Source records
- - - - - - -

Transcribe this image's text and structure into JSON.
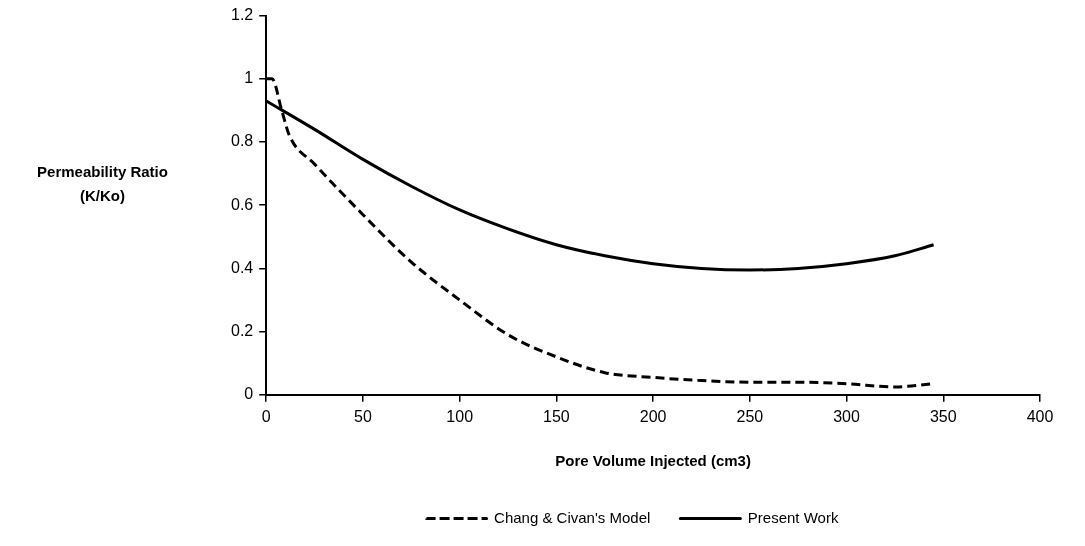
{
  "chart_data": {
    "type": "line",
    "xlabel": "Pore Volume Injected (cm3)",
    "ylabel": "Permeability Ratio (K/Ko)",
    "xlim": [
      0,
      400
    ],
    "xticks": [
      0,
      50,
      100,
      150,
      200,
      250,
      300,
      350,
      400
    ],
    "ylim": [
      0,
      1.2
    ],
    "yticks": [
      0,
      0.2,
      0.4,
      0.6,
      0.8,
      1,
      1.2
    ],
    "grid": false,
    "legend": "bottom",
    "marker": "none",
    "series": [
      {
        "name": "Chang & Civan's Model",
        "color": "#000000",
        "line_style": "dashed",
        "x": [
          0,
          3,
          8,
          12,
          25,
          50,
          75,
          100,
          125,
          150,
          175,
          200,
          225,
          250,
          275,
          300,
          325,
          345
        ],
        "values": [
          1.0,
          1.0,
          0.9,
          0.82,
          0.73,
          0.57,
          0.42,
          0.3,
          0.19,
          0.12,
          0.07,
          0.055,
          0.045,
          0.04,
          0.04,
          0.035,
          0.025,
          0.035
        ]
      },
      {
        "name": "Present Work",
        "color": "#000000",
        "line_style": "solid",
        "x": [
          0,
          25,
          50,
          75,
          100,
          125,
          150,
          175,
          200,
          225,
          250,
          275,
          300,
          325,
          345
        ],
        "values": [
          0.93,
          0.84,
          0.745,
          0.66,
          0.585,
          0.525,
          0.475,
          0.44,
          0.415,
          0.4,
          0.395,
          0.4,
          0.415,
          0.44,
          0.475
        ]
      }
    ]
  }
}
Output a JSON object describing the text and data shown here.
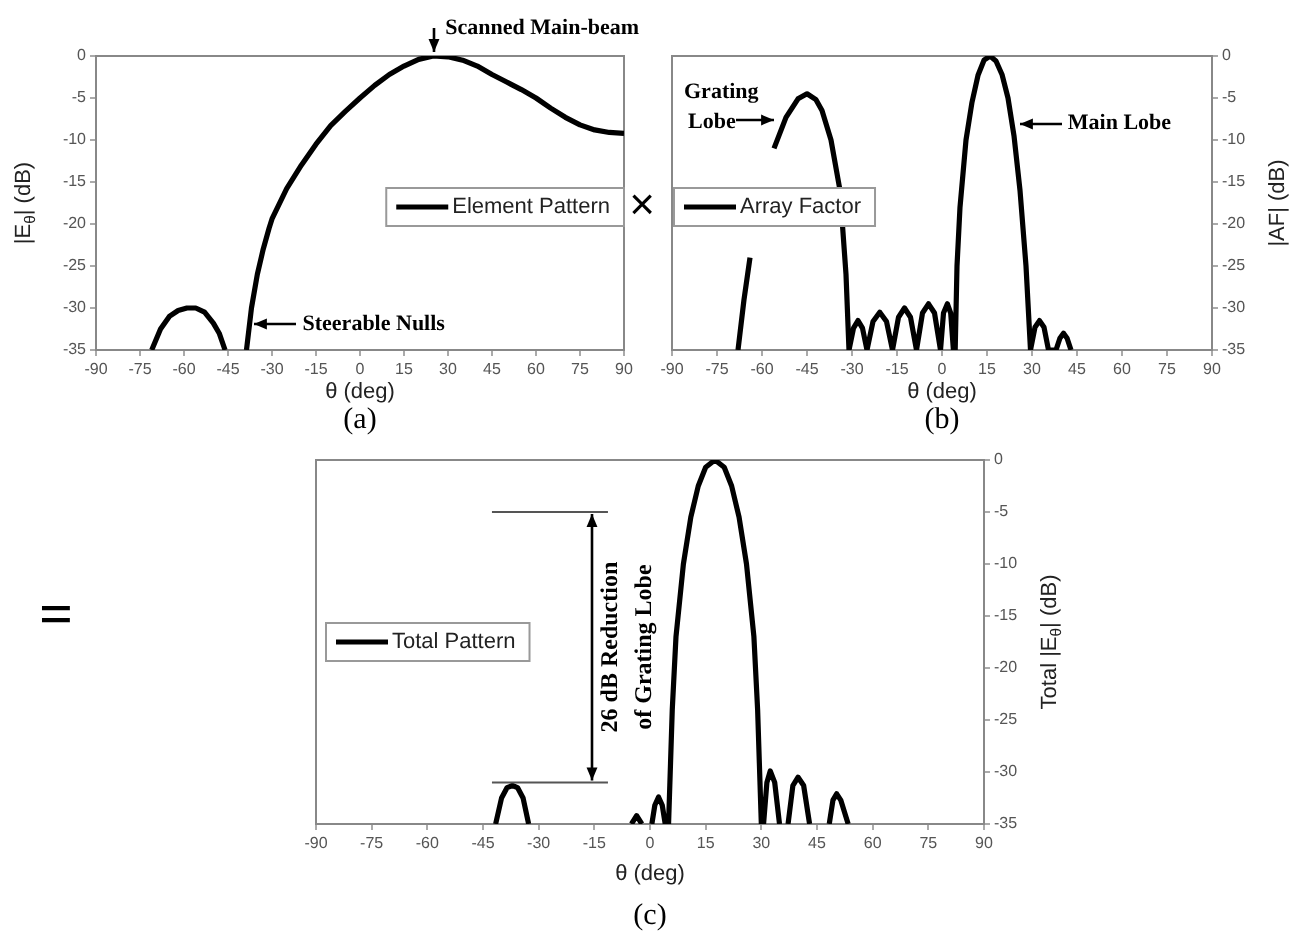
{
  "chart_data": [
    {
      "type": "line",
      "xlabel": "θ (deg)",
      "ylabel": "|E$_{θ}$| (dB)",
      "xlim": [
        -90,
        90
      ],
      "ylim": [
        -35,
        0
      ],
      "xticks": [
        -90,
        -75,
        -60,
        -45,
        -30,
        -15,
        0,
        15,
        30,
        45,
        60,
        75,
        90
      ],
      "yticks": [
        -35,
        -30,
        -25,
        -20,
        -15,
        -10,
        -5,
        0
      ],
      "legend": "right",
      "series": [
        {
          "name": "Element Pattern",
          "color": "#000000",
          "x": [
            -71,
            -68,
            -65,
            -62,
            -59,
            -56,
            -53,
            -50,
            -48,
            -46,
            -42,
            -38.7,
            -37,
            -35,
            -33,
            -31,
            -30,
            -25,
            -20,
            -15,
            -10,
            -5,
            0,
            5,
            10,
            15,
            20,
            25,
            30,
            35,
            40,
            45,
            50,
            55,
            60,
            65,
            70,
            75,
            80,
            85,
            90
          ],
          "values": [
            -35,
            -32.5,
            -31,
            -30.3,
            -30,
            -30,
            -30.5,
            -31.8,
            -33,
            -35,
            null,
            -35,
            -30,
            -26,
            -23,
            -20.5,
            -19.4,
            -15.8,
            -13,
            -10.5,
            -8.3,
            -6.6,
            -5,
            -3.5,
            -2.2,
            -1.2,
            -0.4,
            0,
            -0.1,
            -0.5,
            -1.2,
            -2.2,
            -3.1,
            -4,
            -5,
            -6.2,
            -7.3,
            -8.2,
            -8.8,
            -9.1,
            -9.2
          ]
        }
      ],
      "annotations": [
        {
          "text": "Scanned Main-beam",
          "x": 25,
          "y": 0
        },
        {
          "text": "Steerable Nulls",
          "x": -38,
          "y": -32
        },
        "(a)",
        "×"
      ]
    },
    {
      "type": "line",
      "xlabel": "θ (deg)",
      "y2label": "|AF| (dB)",
      "xlim": [
        -90,
        90
      ],
      "y2lim": [
        -35,
        0
      ],
      "xticks": [
        -90,
        -75,
        -60,
        -45,
        -30,
        -15,
        0,
        15,
        30,
        45,
        60,
        75,
        90
      ],
      "y2ticks": [
        -35,
        -30,
        -25,
        -20,
        -15,
        -10,
        -5,
        0
      ],
      "legend": "left",
      "series": [
        {
          "name": "Array Factor",
          "color": "#000000",
          "axis": "y2",
          "x": [
            -68,
            -66,
            -64,
            -60,
            -56,
            -52,
            -48,
            -45,
            -42,
            -40,
            -37,
            -34,
            -32,
            -31,
            -29.5,
            -28,
            -26.5,
            -25,
            -23,
            -20.75,
            -18.5,
            -16.5,
            -14.5,
            -12.5,
            -10.5,
            -8.5,
            -6.5,
            -4.5,
            -2.5,
            -0.5,
            0.5,
            1.8,
            2.9,
            3.8,
            4.4,
            5,
            6,
            8,
            10,
            12,
            14,
            16,
            18,
            20,
            22,
            24,
            26,
            28,
            29.5,
            31,
            32.5,
            34,
            35.5,
            38,
            39.3,
            40.5,
            41.7,
            43
          ],
          "values": [
            -35,
            -29,
            -24,
            null,
            -11,
            -7.3,
            -5.1,
            -4.5,
            -5.2,
            -6.5,
            -10,
            -16,
            -26,
            -35,
            -32.4,
            -31.5,
            -32.4,
            -35,
            -31.6,
            -30.5,
            -31.6,
            -35,
            -31.1,
            -30,
            -31.1,
            -35,
            -30.6,
            -29.5,
            -30.6,
            -35,
            -30.6,
            -29.5,
            -30.6,
            -35,
            -35,
            -25,
            -18,
            -10,
            -5.5,
            -2.3,
            -0.5,
            0,
            -0.6,
            -2.2,
            -5,
            -9.5,
            -16,
            -25,
            -35,
            -32.3,
            -31.5,
            -32.3,
            -35,
            -35,
            -33.6,
            -33,
            -33.6,
            -35
          ]
        }
      ],
      "annotations": [
        "Grating Lobe",
        "Main Lobe",
        "(b)"
      ]
    },
    {
      "type": "line",
      "xlabel": "θ (deg)",
      "y2label": "Total |E$_{θ}$| (dB)",
      "xlim": [
        -90,
        90
      ],
      "y2lim": [
        -35,
        0
      ],
      "xticks": [
        -90,
        -75,
        -60,
        -45,
        -30,
        -15,
        0,
        15,
        30,
        45,
        60,
        75,
        90
      ],
      "y2ticks": [
        -35,
        -30,
        -25,
        -20,
        -15,
        -10,
        -5,
        0
      ],
      "legend": "left",
      "series": [
        {
          "name": "Total Pattern",
          "color": "#000000",
          "axis": "y2",
          "x": [
            -41.6,
            -40,
            -38.5,
            -37.1,
            -35.7,
            -34.2,
            -32.7,
            -20,
            -5,
            -3.6,
            -2.2,
            -1,
            0.5,
            1.3,
            2.3,
            3.3,
            4.1,
            5,
            6,
            7,
            9,
            11,
            13,
            15,
            17.5,
            20,
            22,
            24,
            26,
            28,
            29,
            30,
            30.6,
            31.5,
            32.4,
            33.6,
            34.9,
            36,
            37.2,
            38.5,
            39.9,
            41.4,
            43,
            45,
            48.3,
            49.3,
            50.3,
            51.4,
            53.4
          ],
          "values": [
            -35,
            -32.5,
            -31.5,
            -31.3,
            -31.5,
            -32.5,
            -35,
            null,
            -35,
            -34.2,
            -35,
            null,
            -35,
            -33.2,
            -32.4,
            -33.2,
            -35,
            -35,
            -24,
            -17,
            -10,
            -5.5,
            -2.5,
            -0.7,
            0,
            -0.7,
            -2.5,
            -5.5,
            -10,
            -17,
            -24,
            -35,
            -35,
            -31,
            -29.9,
            -31,
            -35,
            null,
            -35,
            -31.3,
            -30.5,
            -31.3,
            -35,
            null,
            -35,
            -32.7,
            -32.1,
            -32.7,
            -35
          ]
        }
      ],
      "ref_lines": [
        {
          "axis": "y2",
          "value": -5
        },
        {
          "axis": "y2",
          "value": -31
        }
      ],
      "annotations": [
        "26 dB Reduction of Grating Lobe",
        "(c)",
        "="
      ]
    }
  ]
}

- - - - - - -

Extract the full listing exactly, with the pictures left out.

Transcribe this image's text and structure into JSON.
{
  "chart_data": {
    "type": "line",
    "xlabel": "Pore Volume Injected (cm3)",
    "ylabel": "Permeability Ratio (K/Ko)",
    "xlim": [
      0,
      400
    ],
    "xticks": [
      0,
      50,
      100,
      150,
      200,
      250,
      300,
      350,
      400
    ],
    "ylim": [
      0,
      1.2
    ],
    "yticks": [
      0,
      0.2,
      0.4,
      0.6,
      0.8,
      1,
      1.2
    ],
    "grid": false,
    "legend": "bottom",
    "marker": "none",
    "series": [
      {
        "name": "Chang & Civan's Model",
        "color": "#000000",
        "line_style": "dashed",
        "x": [
          0,
          3,
          8,
          12,
          25,
          50,
          75,
          100,
          125,
          150,
          175,
          200,
          225,
          250,
          275,
          300,
          325,
          345
        ],
        "values": [
          1.0,
          1.0,
          0.9,
          0.82,
          0.73,
          0.57,
          0.42,
          0.3,
          0.19,
          0.12,
          0.07,
          0.055,
          0.045,
          0.04,
          0.04,
          0.035,
          0.025,
          0.035
        ]
      },
      {
        "name": "Present Work",
        "color": "#000000",
        "line_style": "solid",
        "x": [
          0,
          25,
          50,
          75,
          100,
          125,
          150,
          175,
          200,
          225,
          250,
          275,
          300,
          325,
          345
        ],
        "values": [
          0.93,
          0.84,
          0.745,
          0.66,
          0.585,
          0.525,
          0.475,
          0.44,
          0.415,
          0.4,
          0.395,
          0.4,
          0.415,
          0.44,
          0.475
        ]
      }
    ]
  }
}
Output a JSON object describing the text and data shown here.
{
  "chart_data": [
    {
      "type": "line",
      "xlabel": "θ (deg)",
      "ylabel": "|E$_{θ}$| (dB)",
      "xlim": [
        -90,
        90
      ],
      "ylim": [
        -35,
        0
      ],
      "xticks": [
        -90,
        -75,
        -60,
        -45,
        -30,
        -15,
        0,
        15,
        30,
        45,
        60,
        75,
        90
      ],
      "yticks": [
        -35,
        -30,
        -25,
        -20,
        -15,
        -10,
        -5,
        0
      ],
      "legend": "right",
      "series": [
        {
          "name": "Element Pattern",
          "color": "#000000",
          "x": [
            -71,
            -68,
            -65,
            -62,
            -59,
            -56,
            -53,
            -50,
            -48,
            -46,
            -42,
            -38.7,
            -37,
            -35,
            -33,
            -31,
            -30,
            -25,
            -20,
            -15,
            -10,
            -5,
            0,
            5,
            10,
            15,
            20,
            25,
            30,
            35,
            40,
            45,
            50,
            55,
            60,
            65,
            70,
            75,
            80,
            85,
            90
          ],
          "values": [
            -35,
            -32.5,
            -31,
            -30.3,
            -30,
            -30,
            -30.5,
            -31.8,
            -33,
            -35,
            null,
            -35,
            -30,
            -26,
            -23,
            -20.5,
            -19.4,
            -15.8,
            -13,
            -10.5,
            -8.3,
            -6.6,
            -5,
            -3.5,
            -2.2,
            -1.2,
            -0.4,
            0,
            -0.1,
            -0.5,
            -1.2,
            -2.2,
            -3.1,
            -4,
            -5,
            -6.2,
            -7.3,
            -8.2,
            -8.8,
            -9.1,
            -9.2
          ]
        }
      ],
      "annotations": [
        {
          "text": "Scanned Main-beam",
          "x": 25,
          "y": 0
        },
        {
          "text": "Steerable Nulls",
          "x": -38,
          "y": -32
        },
        "(a)",
        "×"
      ]
    },
    {
      "type": "line",
      "xlabel": "θ (deg)",
      "y2label": "|AF| (dB)",
      "xlim": [
        -90,
        90
      ],
      "y2lim": [
        -35,
        0
      ],
      "xticks": [
        -90,
        -75,
        -60,
        -45,
        -30,
        -15,
        0,
        15,
        30,
        45,
        60,
        75,
        90
      ],
      "y2ticks": [
        -35,
        -30,
        -25,
        -20,
        -15,
        -10,
        -5,
        0
      ],
      "legend": "left",
      "series": [
        {
          "name": "Array Factor",
          "color": "#000000",
          "axis": "y2",
          "x": [
            -68,
            -66,
            -64,
            -60,
            -56,
            -52,
            -48,
            -45,
            -42,
            -40,
            -37,
            -34,
            -32,
            -31,
            -29.5,
            -28,
            -26.5,
            -25,
            -23,
            -20.75,
            -18.5,
            -16.5,
            -14.5,
            -12.5,
            -10.5,
            -8.5,
            -6.5,
            -4.5,
            -2.5,
            -0.5,
            0.5,
            1.8,
            2.9,
            3.8,
            4.4,
            5,
            6,
            8,
            10,
            12,
            14,
            16,
            18,
            20,
            22,
            24,
            26,
            28,
            29.5,
            31,
            32.5,
            34,
            35.5,
            38,
            39.3,
            40.5,
            41.7,
            43
          ],
          "values": [
            -35,
            -29,
            -24,
            null,
            -11,
            -7.3,
            -5.1,
            -4.5,
            -5.2,
            -6.5,
            -10,
            -16,
            -26,
            -35,
            -32.4,
            -31.5,
            -32.4,
            -35,
            -31.6,
            -30.5,
            -31.6,
            -35,
            -31.1,
            -30,
            -31.1,
            -35,
            -30.6,
            -29.5,
            -30.6,
            -35,
            -30.6,
            -29.5,
            -30.6,
            -35,
            -35,
            -25,
            -18,
            -10,
            -5.5,
            -2.3,
            -0.5,
            0,
            -0.6,
            -2.2,
            -5,
            -9.5,
            -16,
            -25,
            -35,
            -32.3,
            -31.5,
            -32.3,
            -35,
            -35,
            -33.6,
            -33,
            -33.6,
            -35
          ]
        }
      ],
      "annotations": [
        "Grating Lobe",
        "Main Lobe",
        "(b)"
      ]
    },
    {
      "type": "line",
      "xlabel": "θ (deg)",
      "y2label": "Total |E$_{θ}$| (dB)",
      "xlim": [
        -90,
        90
      ],
      "y2lim": [
        -35,
        0
      ],
      "xticks": [
        -90,
        -75,
        -60,
        -45,
        -30,
        -15,
        0,
        15,
        30,
        45,
        60,
        75,
        90
      ],
      "y2ticks": [
        -35,
        -30,
        -25,
        -20,
        -15,
        -10,
        -5,
        0
      ],
      "legend": "left",
      "series": [
        {
          "name": "Total Pattern",
          "color": "#000000",
          "axis": "y2",
          "x": [
            -41.6,
            -40,
            -38.5,
            -37.1,
            -35.7,
            -34.2,
            -32.7,
            -20,
            -5,
            -3.6,
            -2.2,
            -1,
            0.5,
            1.3,
            2.3,
            3.3,
            4.1,
            5,
            6,
            7,
            9,
            11,
            13,
            15,
            17.5,
            20,
            22,
            24,
            26,
            28,
            29,
            30,
            30.6,
            31.5,
            32.4,
            33.6,
            34.9,
            36,
            37.2,
            38.5,
            39.9,
            41.4,
            43,
            45,
            48.3,
            49.3,
            50.3,
            51.4,
            53.4
          ],
          "values": [
            -35,
            -32.5,
            -31.5,
            -31.3,
            -31.5,
            -32.5,
            -35,
            null,
            -35,
            -34.2,
            -35,
            null,
            -35,
            -33.2,
            -32.4,
            -33.2,
            -35,
            -35,
            -24,
            -17,
            -10,
            -5.5,
            -2.5,
            -0.7,
            0,
            -0.7,
            -2.5,
            -5.5,
            -10,
            -17,
            -24,
            -35,
            -35,
            -31,
            -29.9,
            -31,
            -35,
            null,
            -35,
            -31.3,
            -30.5,
            -31.3,
            -35,
            null,
            -35,
            -32.7,
            -32.1,
            -32.7,
            -35
          ]
        }
      ],
      "ref_lines": [
        {
          "axis": "y2",
          "value": -5
        },
        {
          "axis": "y2",
          "value": -31
        }
      ],
      "annotations": [
        "26 dB Reduction of Grating Lobe",
        "(c)",
        "="
      ]
    }
  ]
}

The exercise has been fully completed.